--- begin Task inputs ---
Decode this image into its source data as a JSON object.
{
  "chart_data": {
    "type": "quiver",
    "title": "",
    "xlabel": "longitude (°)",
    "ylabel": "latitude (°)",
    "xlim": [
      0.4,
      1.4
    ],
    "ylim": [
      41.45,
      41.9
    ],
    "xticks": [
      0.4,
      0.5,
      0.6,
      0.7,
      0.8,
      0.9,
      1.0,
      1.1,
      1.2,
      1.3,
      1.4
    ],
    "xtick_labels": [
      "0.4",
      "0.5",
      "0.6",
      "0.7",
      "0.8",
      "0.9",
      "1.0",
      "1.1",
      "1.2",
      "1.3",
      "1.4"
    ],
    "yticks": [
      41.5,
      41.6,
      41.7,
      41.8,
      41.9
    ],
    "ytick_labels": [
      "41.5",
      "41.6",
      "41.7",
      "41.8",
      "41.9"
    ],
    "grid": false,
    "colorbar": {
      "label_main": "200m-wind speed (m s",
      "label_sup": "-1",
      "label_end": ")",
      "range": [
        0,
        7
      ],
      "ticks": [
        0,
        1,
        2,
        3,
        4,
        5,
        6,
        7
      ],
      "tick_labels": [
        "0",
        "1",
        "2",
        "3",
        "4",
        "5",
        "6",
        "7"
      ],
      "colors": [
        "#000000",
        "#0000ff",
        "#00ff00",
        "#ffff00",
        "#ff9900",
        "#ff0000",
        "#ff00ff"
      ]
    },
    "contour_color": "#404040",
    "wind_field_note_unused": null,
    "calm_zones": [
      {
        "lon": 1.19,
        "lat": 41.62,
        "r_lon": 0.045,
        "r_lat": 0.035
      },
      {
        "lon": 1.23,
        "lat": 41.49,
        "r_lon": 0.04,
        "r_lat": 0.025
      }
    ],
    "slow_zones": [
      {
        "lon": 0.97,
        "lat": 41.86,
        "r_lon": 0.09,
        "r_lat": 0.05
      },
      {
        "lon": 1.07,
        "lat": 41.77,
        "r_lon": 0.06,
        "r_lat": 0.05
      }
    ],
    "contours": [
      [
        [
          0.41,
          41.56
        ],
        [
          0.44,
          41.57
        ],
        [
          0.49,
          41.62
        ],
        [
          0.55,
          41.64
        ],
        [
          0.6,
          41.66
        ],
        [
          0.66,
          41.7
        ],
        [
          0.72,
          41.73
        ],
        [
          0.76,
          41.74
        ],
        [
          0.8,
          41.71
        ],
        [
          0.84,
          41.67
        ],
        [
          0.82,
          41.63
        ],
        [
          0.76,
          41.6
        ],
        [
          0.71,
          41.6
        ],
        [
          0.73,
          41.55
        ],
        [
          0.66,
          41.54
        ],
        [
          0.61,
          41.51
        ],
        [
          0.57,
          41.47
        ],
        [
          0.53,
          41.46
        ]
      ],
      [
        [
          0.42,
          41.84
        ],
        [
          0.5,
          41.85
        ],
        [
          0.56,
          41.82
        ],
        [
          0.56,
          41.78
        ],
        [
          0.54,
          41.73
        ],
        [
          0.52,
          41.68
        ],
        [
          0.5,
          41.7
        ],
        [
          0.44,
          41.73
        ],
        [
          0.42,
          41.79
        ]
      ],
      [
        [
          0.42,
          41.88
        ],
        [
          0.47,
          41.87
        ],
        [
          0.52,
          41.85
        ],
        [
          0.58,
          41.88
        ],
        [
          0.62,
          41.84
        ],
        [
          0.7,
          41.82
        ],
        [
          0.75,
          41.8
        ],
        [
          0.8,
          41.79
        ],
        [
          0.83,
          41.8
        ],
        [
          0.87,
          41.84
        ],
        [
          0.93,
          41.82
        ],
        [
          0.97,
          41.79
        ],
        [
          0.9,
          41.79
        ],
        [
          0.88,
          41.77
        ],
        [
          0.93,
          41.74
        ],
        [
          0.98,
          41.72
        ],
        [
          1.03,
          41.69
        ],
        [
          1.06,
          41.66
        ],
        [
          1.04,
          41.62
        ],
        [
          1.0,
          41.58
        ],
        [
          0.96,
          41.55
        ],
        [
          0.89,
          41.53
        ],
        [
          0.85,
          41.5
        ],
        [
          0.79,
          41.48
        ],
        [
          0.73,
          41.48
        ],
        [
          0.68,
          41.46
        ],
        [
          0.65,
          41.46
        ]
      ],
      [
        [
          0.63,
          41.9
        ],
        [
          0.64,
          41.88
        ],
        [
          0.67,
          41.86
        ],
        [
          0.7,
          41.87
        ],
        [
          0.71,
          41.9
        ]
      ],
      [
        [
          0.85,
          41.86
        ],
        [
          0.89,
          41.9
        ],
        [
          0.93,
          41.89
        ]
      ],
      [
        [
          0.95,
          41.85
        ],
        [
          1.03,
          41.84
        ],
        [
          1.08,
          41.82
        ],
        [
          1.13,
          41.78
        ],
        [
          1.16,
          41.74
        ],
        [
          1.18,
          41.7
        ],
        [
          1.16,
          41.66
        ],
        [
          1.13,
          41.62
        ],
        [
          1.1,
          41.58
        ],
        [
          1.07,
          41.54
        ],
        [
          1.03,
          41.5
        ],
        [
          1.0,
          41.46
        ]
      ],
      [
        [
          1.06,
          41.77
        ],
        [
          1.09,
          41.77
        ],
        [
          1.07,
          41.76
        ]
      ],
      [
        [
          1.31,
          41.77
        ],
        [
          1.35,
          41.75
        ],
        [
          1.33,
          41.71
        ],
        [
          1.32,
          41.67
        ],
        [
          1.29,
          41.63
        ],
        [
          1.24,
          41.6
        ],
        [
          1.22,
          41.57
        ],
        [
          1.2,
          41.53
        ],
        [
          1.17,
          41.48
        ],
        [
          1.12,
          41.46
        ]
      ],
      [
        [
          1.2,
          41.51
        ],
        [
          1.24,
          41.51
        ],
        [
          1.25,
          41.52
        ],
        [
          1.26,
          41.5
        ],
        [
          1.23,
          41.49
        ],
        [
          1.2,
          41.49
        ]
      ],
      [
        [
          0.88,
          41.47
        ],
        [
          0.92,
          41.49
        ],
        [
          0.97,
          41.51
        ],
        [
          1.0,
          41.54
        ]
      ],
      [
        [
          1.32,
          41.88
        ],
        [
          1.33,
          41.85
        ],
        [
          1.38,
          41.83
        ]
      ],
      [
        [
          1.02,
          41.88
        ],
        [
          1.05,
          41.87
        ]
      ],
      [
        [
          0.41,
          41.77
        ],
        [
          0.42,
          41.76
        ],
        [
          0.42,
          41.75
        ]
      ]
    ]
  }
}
--- end Task inputs ---
Task directions
Using the entries above, please restate each one word for word.

The completed task
Decode this image into its source data as a JSON object.
{
  "chart_data": {
    "type": "quiver",
    "title": "",
    "xlabel": "longitude (°)",
    "ylabel": "latitude (°)",
    "xlim": [
      0.4,
      1.4
    ],
    "ylim": [
      41.45,
      41.9
    ],
    "xticks": [
      0.4,
      0.5,
      0.6,
      0.7,
      0.8,
      0.9,
      1.0,
      1.1,
      1.2,
      1.3,
      1.4
    ],
    "xtick_labels": [
      "0.4",
      "0.5",
      "0.6",
      "0.7",
      "0.8",
      "0.9",
      "1.0",
      "1.1",
      "1.2",
      "1.3",
      "1.4"
    ],
    "yticks": [
      41.5,
      41.6,
      41.7,
      41.8,
      41.9
    ],
    "ytick_labels": [
      "41.5",
      "41.6",
      "41.7",
      "41.8",
      "41.9"
    ],
    "grid": false,
    "colorbar": {
      "label_main": "200m-wind speed (m s",
      "label_sup": "-1",
      "label_end": ")",
      "range": [
        0,
        7
      ],
      "ticks": [
        0,
        1,
        2,
        3,
        4,
        5,
        6,
        7
      ],
      "tick_labels": [
        "0",
        "1",
        "2",
        "3",
        "4",
        "5",
        "6",
        "7"
      ],
      "colors": [
        "#000000",
        "#0000ff",
        "#00ff00",
        "#ffff00",
        "#ff9900",
        "#ff0000",
        "#ff00ff"
      ]
    },
    "contour_color": "#404040",
    "wind_field_note_unused": null,
    "calm_zones": [
      {
        "lon": 1.19,
        "lat": 41.62,
        "r_lon": 0.045,
        "r_lat": 0.035
      },
      {
        "lon": 1.23,
        "lat": 41.49,
        "r_lon": 0.04,
        "r_lat": 0.025
      }
    ],
    "slow_zones": [
      {
        "lon": 0.97,
        "lat": 41.86,
        "r_lon": 0.09,
        "r_lat": 0.05
      },
      {
        "lon": 1.07,
        "lat": 41.77,
        "r_lon": 0.06,
        "r_lat": 0.05
      }
    ],
    "contours": [
      [
        [
          0.41,
          41.56
        ],
        [
          0.44,
          41.57
        ],
        [
          0.49,
          41.62
        ],
        [
          0.55,
          41.64
        ],
        [
          0.6,
          41.66
        ],
        [
          0.66,
          41.7
        ],
        [
          0.72,
          41.73
        ],
        [
          0.76,
          41.74
        ],
        [
          0.8,
          41.71
        ],
        [
          0.84,
          41.67
        ],
        [
          0.82,
          41.63
        ],
        [
          0.76,
          41.6
        ],
        [
          0.71,
          41.6
        ],
        [
          0.73,
          41.55
        ],
        [
          0.66,
          41.54
        ],
        [
          0.61,
          41.51
        ],
        [
          0.57,
          41.47
        ],
        [
          0.53,
          41.46
        ]
      ],
      [
        [
          0.42,
          41.84
        ],
        [
          0.5,
          41.85
        ],
        [
          0.56,
          41.82
        ],
        [
          0.56,
          41.78
        ],
        [
          0.54,
          41.73
        ],
        [
          0.52,
          41.68
        ],
        [
          0.5,
          41.7
        ],
        [
          0.44,
          41.73
        ],
        [
          0.42,
          41.79
        ]
      ],
      [
        [
          0.42,
          41.88
        ],
        [
          0.47,
          41.87
        ],
        [
          0.52,
          41.85
        ],
        [
          0.58,
          41.88
        ],
        [
          0.62,
          41.84
        ],
        [
          0.7,
          41.82
        ],
        [
          0.75,
          41.8
        ],
        [
          0.8,
          41.79
        ],
        [
          0.83,
          41.8
        ],
        [
          0.87,
          41.84
        ],
        [
          0.93,
          41.82
        ],
        [
          0.97,
          41.79
        ],
        [
          0.9,
          41.79
        ],
        [
          0.88,
          41.77
        ],
        [
          0.93,
          41.74
        ],
        [
          0.98,
          41.72
        ],
        [
          1.03,
          41.69
        ],
        [
          1.06,
          41.66
        ],
        [
          1.04,
          41.62
        ],
        [
          1.0,
          41.58
        ],
        [
          0.96,
          41.55
        ],
        [
          0.89,
          41.53
        ],
        [
          0.85,
          41.5
        ],
        [
          0.79,
          41.48
        ],
        [
          0.73,
          41.48
        ],
        [
          0.68,
          41.46
        ],
        [
          0.65,
          41.46
        ]
      ],
      [
        [
          0.63,
          41.9
        ],
        [
          0.64,
          41.88
        ],
        [
          0.67,
          41.86
        ],
        [
          0.7,
          41.87
        ],
        [
          0.71,
          41.9
        ]
      ],
      [
        [
          0.85,
          41.86
        ],
        [
          0.89,
          41.9
        ],
        [
          0.93,
          41.89
        ]
      ],
      [
        [
          0.95,
          41.85
        ],
        [
          1.03,
          41.84
        ],
        [
          1.08,
          41.82
        ],
        [
          1.13,
          41.78
        ],
        [
          1.16,
          41.74
        ],
        [
          1.18,
          41.7
        ],
        [
          1.16,
          41.66
        ],
        [
          1.13,
          41.62
        ],
        [
          1.1,
          41.58
        ],
        [
          1.07,
          41.54
        ],
        [
          1.03,
          41.5
        ],
        [
          1.0,
          41.46
        ]
      ],
      [
        [
          1.06,
          41.77
        ],
        [
          1.09,
          41.77
        ],
        [
          1.07,
          41.76
        ]
      ],
      [
        [
          1.31,
          41.77
        ],
        [
          1.35,
          41.75
        ],
        [
          1.33,
          41.71
        ],
        [
          1.32,
          41.67
        ],
        [
          1.29,
          41.63
        ],
        [
          1.24,
          41.6
        ],
        [
          1.22,
          41.57
        ],
        [
          1.2,
          41.53
        ],
        [
          1.17,
          41.48
        ],
        [
          1.12,
          41.46
        ]
      ],
      [
        [
          1.2,
          41.51
        ],
        [
          1.24,
          41.51
        ],
        [
          1.25,
          41.52
        ],
        [
          1.26,
          41.5
        ],
        [
          1.23,
          41.49
        ],
        [
          1.2,
          41.49
        ]
      ],
      [
        [
          0.88,
          41.47
        ],
        [
          0.92,
          41.49
        ],
        [
          0.97,
          41.51
        ],
        [
          1.0,
          41.54
        ]
      ],
      [
        [
          1.32,
          41.88
        ],
        [
          1.33,
          41.85
        ],
        [
          1.38,
          41.83
        ]
      ],
      [
        [
          1.02,
          41.88
        ],
        [
          1.05,
          41.87
        ]
      ],
      [
        [
          0.41,
          41.77
        ],
        [
          0.42,
          41.76
        ],
        [
          0.42,
          41.75
        ]
      ]
    ]
  }
}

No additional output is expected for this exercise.